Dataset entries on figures
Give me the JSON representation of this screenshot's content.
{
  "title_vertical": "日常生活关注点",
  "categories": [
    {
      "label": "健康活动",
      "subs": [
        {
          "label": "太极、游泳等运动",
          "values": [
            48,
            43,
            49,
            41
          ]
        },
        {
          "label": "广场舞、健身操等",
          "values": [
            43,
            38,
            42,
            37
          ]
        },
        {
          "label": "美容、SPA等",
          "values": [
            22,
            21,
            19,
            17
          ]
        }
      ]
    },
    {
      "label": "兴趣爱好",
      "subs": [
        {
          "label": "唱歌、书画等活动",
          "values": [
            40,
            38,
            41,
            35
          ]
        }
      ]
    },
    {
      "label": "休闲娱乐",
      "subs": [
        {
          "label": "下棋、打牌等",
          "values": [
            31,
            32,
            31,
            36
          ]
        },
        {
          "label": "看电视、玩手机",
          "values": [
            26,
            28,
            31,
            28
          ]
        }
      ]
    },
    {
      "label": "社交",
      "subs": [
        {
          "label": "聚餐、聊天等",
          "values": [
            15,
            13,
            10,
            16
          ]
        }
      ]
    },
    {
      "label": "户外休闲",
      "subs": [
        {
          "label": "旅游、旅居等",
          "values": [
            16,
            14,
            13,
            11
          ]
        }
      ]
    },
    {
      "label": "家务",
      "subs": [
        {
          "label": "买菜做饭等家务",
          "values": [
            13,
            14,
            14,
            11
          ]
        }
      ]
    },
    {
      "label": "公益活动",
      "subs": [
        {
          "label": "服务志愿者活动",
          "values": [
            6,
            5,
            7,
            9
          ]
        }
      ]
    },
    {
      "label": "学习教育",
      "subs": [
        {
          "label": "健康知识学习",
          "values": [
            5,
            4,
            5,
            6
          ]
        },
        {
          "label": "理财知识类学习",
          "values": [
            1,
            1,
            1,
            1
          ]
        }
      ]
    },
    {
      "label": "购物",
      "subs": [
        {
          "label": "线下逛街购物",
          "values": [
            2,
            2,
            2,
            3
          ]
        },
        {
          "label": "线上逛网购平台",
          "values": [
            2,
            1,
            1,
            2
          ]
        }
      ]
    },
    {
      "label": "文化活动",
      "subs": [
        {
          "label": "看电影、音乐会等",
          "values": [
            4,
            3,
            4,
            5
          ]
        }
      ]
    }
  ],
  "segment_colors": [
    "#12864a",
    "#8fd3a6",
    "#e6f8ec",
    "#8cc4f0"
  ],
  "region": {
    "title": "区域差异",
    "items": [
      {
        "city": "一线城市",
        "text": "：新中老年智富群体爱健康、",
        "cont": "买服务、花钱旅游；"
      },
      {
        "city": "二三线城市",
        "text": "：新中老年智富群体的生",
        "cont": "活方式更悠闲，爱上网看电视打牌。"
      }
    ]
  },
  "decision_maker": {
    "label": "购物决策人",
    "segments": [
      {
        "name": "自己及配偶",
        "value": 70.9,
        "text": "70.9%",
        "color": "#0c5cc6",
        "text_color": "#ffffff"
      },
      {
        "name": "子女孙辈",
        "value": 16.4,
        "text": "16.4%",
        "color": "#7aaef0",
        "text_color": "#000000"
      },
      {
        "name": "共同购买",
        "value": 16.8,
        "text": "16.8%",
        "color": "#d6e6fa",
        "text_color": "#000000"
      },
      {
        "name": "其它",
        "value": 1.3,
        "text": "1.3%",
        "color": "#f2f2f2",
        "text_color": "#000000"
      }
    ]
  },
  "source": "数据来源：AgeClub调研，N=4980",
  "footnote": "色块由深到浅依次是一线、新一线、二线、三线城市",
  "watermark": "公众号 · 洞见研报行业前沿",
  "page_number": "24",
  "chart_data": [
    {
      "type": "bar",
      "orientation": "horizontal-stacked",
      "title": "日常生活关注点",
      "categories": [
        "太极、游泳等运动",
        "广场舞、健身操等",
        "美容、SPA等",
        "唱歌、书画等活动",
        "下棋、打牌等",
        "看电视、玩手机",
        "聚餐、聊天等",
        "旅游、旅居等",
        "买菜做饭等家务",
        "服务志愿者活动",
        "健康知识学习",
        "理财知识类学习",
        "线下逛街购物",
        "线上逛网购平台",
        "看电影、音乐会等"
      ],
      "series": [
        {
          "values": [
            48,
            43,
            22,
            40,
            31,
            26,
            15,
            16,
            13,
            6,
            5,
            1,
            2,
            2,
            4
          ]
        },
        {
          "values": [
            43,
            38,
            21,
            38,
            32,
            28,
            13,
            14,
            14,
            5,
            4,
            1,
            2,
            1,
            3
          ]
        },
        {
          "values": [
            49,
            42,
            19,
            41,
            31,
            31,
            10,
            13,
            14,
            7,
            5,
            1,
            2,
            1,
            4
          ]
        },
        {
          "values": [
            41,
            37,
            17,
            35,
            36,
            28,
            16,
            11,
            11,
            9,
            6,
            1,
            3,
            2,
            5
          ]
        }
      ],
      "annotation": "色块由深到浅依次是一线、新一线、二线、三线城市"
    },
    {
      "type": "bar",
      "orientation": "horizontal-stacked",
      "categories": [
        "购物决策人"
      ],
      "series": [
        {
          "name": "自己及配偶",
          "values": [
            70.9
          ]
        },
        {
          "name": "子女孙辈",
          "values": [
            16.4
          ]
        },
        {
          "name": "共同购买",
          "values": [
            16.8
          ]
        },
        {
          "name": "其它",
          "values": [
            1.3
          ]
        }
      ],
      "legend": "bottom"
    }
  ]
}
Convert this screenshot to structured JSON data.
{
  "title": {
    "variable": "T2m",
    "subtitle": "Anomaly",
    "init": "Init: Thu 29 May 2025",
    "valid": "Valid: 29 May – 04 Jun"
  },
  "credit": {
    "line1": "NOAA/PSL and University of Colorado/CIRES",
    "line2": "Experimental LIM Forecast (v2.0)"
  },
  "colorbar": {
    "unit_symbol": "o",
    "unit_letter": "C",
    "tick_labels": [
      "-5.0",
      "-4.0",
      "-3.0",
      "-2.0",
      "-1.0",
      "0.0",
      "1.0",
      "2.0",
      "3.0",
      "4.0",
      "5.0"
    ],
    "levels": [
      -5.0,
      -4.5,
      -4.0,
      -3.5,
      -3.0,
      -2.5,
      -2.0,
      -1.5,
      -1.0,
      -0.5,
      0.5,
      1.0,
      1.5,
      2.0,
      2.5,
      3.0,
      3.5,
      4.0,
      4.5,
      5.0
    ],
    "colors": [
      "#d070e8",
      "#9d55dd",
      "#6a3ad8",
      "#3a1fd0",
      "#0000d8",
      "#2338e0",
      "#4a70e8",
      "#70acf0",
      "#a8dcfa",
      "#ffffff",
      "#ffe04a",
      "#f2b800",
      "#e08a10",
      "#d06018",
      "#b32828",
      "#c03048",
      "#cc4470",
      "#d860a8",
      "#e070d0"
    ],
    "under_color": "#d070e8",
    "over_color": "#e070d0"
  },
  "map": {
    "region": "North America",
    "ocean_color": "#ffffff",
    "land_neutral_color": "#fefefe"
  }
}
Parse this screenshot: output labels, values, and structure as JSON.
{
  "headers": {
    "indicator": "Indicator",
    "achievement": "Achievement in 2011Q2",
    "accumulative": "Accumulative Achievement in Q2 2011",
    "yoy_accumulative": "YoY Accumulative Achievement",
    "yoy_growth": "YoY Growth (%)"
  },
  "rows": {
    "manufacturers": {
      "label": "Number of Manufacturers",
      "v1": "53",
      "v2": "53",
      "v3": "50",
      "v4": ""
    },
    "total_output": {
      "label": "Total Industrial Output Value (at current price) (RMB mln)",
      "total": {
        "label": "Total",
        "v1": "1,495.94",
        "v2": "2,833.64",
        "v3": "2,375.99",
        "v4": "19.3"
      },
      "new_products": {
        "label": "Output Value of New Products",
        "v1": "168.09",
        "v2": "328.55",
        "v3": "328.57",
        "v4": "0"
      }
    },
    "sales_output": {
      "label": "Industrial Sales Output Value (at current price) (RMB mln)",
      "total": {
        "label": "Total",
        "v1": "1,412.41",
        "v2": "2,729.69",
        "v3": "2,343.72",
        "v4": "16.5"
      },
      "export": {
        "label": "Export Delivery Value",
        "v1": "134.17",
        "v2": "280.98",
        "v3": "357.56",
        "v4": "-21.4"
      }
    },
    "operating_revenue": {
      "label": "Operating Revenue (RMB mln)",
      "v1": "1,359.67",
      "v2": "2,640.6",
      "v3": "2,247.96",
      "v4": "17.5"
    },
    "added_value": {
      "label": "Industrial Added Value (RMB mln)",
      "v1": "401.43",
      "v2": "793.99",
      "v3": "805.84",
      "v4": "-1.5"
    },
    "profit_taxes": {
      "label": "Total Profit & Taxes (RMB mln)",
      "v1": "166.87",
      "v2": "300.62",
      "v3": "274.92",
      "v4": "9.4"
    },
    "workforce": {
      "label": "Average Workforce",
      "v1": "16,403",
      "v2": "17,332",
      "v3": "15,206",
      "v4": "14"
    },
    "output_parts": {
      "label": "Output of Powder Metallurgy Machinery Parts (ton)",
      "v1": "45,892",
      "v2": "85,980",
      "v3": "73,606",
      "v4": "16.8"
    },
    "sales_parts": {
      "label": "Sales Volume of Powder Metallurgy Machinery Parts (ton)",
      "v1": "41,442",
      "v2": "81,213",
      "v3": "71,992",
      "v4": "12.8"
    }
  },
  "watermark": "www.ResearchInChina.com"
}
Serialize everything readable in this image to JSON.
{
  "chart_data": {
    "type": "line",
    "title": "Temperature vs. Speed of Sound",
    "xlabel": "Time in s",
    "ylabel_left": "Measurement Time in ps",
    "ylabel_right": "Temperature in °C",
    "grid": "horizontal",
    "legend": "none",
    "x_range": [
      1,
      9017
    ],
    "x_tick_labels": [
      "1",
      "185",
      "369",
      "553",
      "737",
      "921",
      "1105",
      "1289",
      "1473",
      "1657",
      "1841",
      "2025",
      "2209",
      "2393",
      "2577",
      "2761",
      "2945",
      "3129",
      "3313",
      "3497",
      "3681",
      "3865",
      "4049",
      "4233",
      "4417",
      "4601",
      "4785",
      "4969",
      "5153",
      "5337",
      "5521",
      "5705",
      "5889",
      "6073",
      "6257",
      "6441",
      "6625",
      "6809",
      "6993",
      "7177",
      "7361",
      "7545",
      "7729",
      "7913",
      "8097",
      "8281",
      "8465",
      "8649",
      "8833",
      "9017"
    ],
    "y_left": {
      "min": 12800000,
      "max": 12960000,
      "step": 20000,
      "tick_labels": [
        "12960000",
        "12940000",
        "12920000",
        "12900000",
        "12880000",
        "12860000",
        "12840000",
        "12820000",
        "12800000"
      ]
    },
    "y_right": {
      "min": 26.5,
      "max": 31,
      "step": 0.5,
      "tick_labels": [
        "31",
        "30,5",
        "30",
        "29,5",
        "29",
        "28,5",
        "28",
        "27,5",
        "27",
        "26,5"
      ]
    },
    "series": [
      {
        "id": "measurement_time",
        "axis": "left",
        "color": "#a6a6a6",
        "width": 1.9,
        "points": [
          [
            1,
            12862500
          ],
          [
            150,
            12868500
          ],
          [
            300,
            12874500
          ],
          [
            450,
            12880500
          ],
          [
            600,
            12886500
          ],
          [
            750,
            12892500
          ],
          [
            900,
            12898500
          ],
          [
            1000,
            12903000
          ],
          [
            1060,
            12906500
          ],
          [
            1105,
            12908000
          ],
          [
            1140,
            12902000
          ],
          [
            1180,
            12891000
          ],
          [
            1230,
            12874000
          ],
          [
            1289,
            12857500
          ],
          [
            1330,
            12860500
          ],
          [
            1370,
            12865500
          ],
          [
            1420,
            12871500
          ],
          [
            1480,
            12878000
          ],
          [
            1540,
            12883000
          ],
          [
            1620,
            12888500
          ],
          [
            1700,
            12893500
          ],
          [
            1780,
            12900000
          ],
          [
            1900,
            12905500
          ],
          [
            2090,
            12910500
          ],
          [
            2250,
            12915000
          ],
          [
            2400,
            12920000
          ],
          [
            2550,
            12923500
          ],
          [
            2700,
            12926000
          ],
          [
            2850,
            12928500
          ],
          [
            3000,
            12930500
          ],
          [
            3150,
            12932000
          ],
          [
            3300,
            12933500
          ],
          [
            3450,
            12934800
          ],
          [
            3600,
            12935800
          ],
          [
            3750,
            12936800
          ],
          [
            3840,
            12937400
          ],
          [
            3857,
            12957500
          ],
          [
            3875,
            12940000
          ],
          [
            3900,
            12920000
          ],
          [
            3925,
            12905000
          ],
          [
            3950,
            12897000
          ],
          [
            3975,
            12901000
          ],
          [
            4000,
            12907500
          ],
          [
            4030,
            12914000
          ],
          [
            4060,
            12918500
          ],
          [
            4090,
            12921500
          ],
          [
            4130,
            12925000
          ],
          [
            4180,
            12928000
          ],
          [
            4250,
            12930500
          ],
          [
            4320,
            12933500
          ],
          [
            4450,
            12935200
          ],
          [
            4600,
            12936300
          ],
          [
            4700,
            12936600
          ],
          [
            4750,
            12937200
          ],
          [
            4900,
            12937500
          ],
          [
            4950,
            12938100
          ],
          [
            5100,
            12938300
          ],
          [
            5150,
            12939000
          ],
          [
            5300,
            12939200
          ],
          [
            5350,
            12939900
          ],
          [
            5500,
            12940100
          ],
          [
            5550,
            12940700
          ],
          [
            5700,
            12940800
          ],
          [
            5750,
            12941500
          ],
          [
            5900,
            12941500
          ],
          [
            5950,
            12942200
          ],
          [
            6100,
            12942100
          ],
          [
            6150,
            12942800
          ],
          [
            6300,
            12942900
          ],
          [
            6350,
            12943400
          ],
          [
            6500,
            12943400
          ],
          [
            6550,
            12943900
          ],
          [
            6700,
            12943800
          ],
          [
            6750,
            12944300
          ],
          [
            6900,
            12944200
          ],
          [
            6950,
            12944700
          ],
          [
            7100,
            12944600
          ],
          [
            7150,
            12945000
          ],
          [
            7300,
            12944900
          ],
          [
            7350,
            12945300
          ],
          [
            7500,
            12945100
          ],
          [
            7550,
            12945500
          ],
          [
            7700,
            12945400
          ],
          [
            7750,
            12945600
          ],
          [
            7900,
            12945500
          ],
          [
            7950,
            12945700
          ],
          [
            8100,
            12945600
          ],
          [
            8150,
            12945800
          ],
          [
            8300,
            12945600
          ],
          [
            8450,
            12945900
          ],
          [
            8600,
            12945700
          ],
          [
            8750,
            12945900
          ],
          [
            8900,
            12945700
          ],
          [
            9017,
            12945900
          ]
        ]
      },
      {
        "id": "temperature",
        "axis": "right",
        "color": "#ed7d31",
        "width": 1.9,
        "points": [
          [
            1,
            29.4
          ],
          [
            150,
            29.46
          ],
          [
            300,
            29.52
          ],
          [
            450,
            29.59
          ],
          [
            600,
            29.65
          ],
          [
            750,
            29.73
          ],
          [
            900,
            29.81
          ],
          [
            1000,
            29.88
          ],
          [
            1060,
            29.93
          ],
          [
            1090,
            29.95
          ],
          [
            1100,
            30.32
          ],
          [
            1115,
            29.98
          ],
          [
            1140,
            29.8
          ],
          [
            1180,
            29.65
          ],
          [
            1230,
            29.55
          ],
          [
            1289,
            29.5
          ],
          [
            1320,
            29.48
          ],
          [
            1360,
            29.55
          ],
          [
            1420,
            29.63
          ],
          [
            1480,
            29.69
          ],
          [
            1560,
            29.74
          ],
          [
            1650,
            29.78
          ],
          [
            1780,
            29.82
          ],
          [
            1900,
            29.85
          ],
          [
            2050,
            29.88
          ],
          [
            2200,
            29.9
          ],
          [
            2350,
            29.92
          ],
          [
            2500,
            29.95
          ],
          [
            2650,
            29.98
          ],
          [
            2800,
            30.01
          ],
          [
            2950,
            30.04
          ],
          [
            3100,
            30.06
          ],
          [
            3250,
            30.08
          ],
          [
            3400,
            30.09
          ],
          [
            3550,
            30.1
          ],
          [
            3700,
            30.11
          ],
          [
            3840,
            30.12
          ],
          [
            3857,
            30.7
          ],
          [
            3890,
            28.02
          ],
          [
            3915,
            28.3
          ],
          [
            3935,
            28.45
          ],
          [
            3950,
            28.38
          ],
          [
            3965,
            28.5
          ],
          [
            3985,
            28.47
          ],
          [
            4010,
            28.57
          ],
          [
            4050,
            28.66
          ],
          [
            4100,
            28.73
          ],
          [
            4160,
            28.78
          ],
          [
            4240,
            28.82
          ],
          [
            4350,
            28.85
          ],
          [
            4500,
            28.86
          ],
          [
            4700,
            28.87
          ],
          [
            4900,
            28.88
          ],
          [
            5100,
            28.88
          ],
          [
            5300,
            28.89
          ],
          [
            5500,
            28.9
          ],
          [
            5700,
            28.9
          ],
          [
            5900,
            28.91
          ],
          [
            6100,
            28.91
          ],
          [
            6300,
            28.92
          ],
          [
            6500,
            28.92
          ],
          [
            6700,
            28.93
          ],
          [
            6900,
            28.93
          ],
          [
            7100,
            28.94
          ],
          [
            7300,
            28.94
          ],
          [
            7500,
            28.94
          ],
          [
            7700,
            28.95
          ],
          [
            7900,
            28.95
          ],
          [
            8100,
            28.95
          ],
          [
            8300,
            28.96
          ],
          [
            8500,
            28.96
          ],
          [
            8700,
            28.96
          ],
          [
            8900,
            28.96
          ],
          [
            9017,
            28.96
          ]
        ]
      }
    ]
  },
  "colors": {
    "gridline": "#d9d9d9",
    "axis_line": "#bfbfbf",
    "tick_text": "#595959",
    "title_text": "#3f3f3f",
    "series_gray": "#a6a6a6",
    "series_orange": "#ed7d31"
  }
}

> _Exercise requirements_: Pick out lines containing the word "日常生活关注点", each one as written.

> _Exercise answer_:
  "title_vertical": "日常生活关注点",
      "title": "日常生活关注点",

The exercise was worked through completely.